╔══
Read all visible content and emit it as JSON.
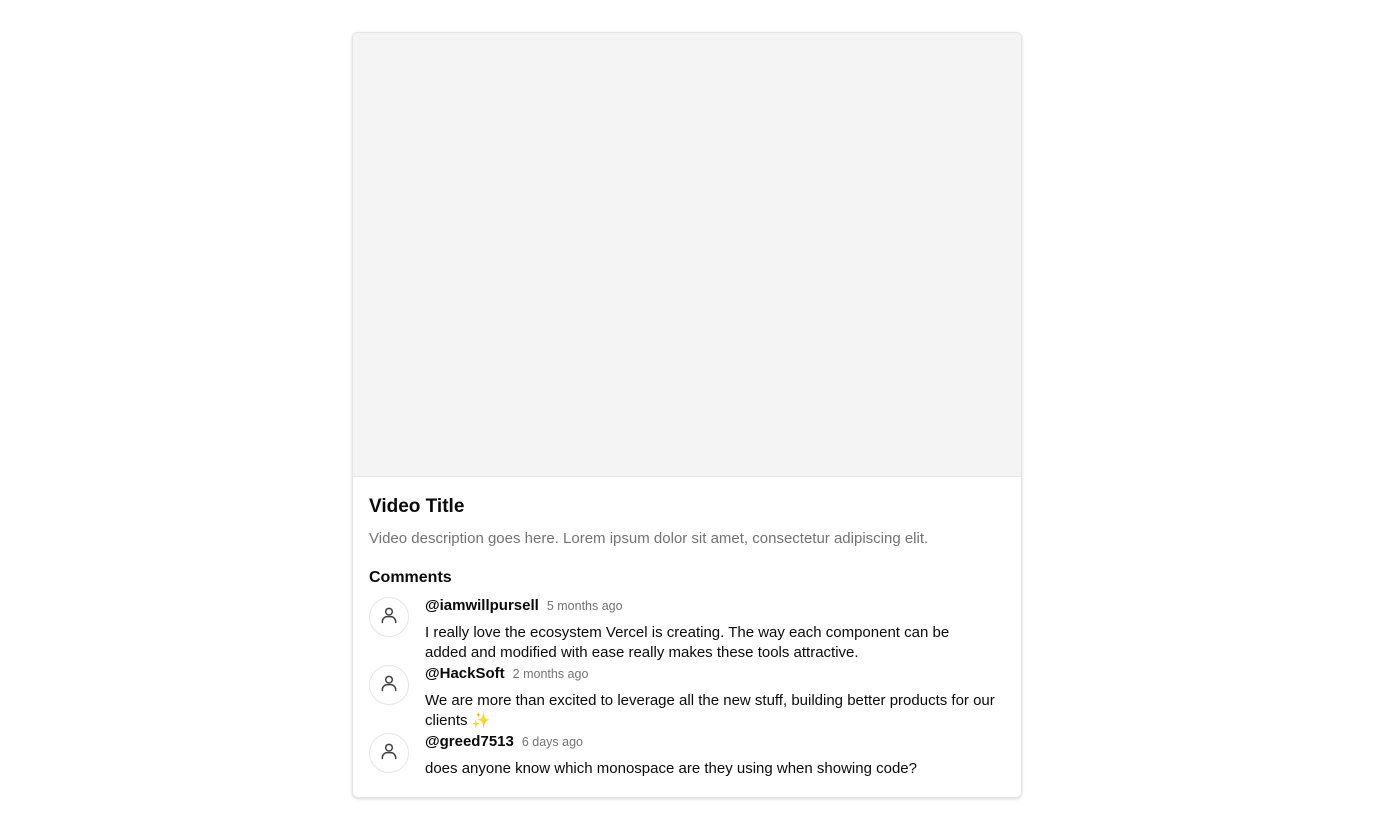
{
  "video": {
    "title": "Video Title",
    "description": "Video description goes here. Lorem ipsum dolor sit amet, consectetur adipiscing elit."
  },
  "comments": {
    "heading": "Comments",
    "items": [
      {
        "username": "@iamwillpursell",
        "time": "5 months ago",
        "text": "I really love the ecosystem Vercel is creating. The way each component can be added and modified with ease really makes these tools attractive."
      },
      {
        "username": "@HackSoft",
        "time": "2 months ago",
        "text": "We are more than excited to leverage all the new stuff, building better products for our clients ✨"
      },
      {
        "username": "@greed7513",
        "time": "6 days ago",
        "text": "does anyone know which monospace are they using when showing code?"
      }
    ]
  },
  "icons": {
    "avatar": "user-icon"
  },
  "colors": {
    "video_placeholder": "#f4f4f4",
    "muted_text": "#737373",
    "border": "#e5e5e5"
  }
}
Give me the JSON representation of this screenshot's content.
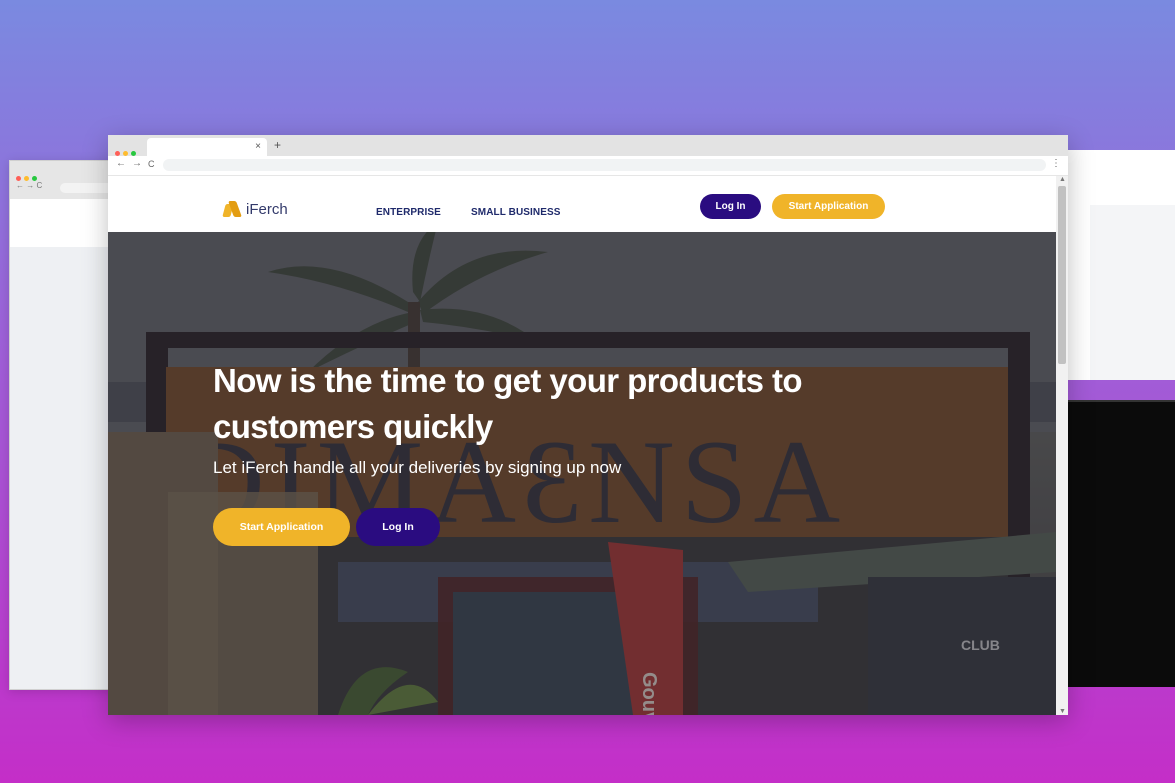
{
  "browser": {
    "tab_close": "×",
    "new_tab": "+",
    "nav_back": "←",
    "nav_forward": "→",
    "nav_reload": "C",
    "menu": "⋮"
  },
  "site": {
    "logo_text": "iFerch",
    "nav": [
      "ENTERPRISE",
      "SMALL BUSINESS"
    ],
    "login_label": "Log In",
    "start_label": "Start Application"
  },
  "hero": {
    "title": "Now is the time to get your products to customers quickly",
    "subtitle": "Let iFerch handle all your deliveries by signing up now",
    "primary_cta": "Start Application",
    "secondary_cta": "Log In",
    "sign_text": "DIMAƐNSA",
    "flag_text": "Gouvernor",
    "club_text": "CLUB"
  },
  "colors": {
    "brand_purple": "#2a0c80",
    "brand_yellow": "#f0b429",
    "background_top": "#7a8ae0",
    "background_bottom": "#c42ec8"
  }
}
╚══
[Task details] Show each line in the entries that holds the string "JSON".

[Response to the exercise]
Read all visible content and emit it as JSON.
Give me the JSON representation of this screenshot's content.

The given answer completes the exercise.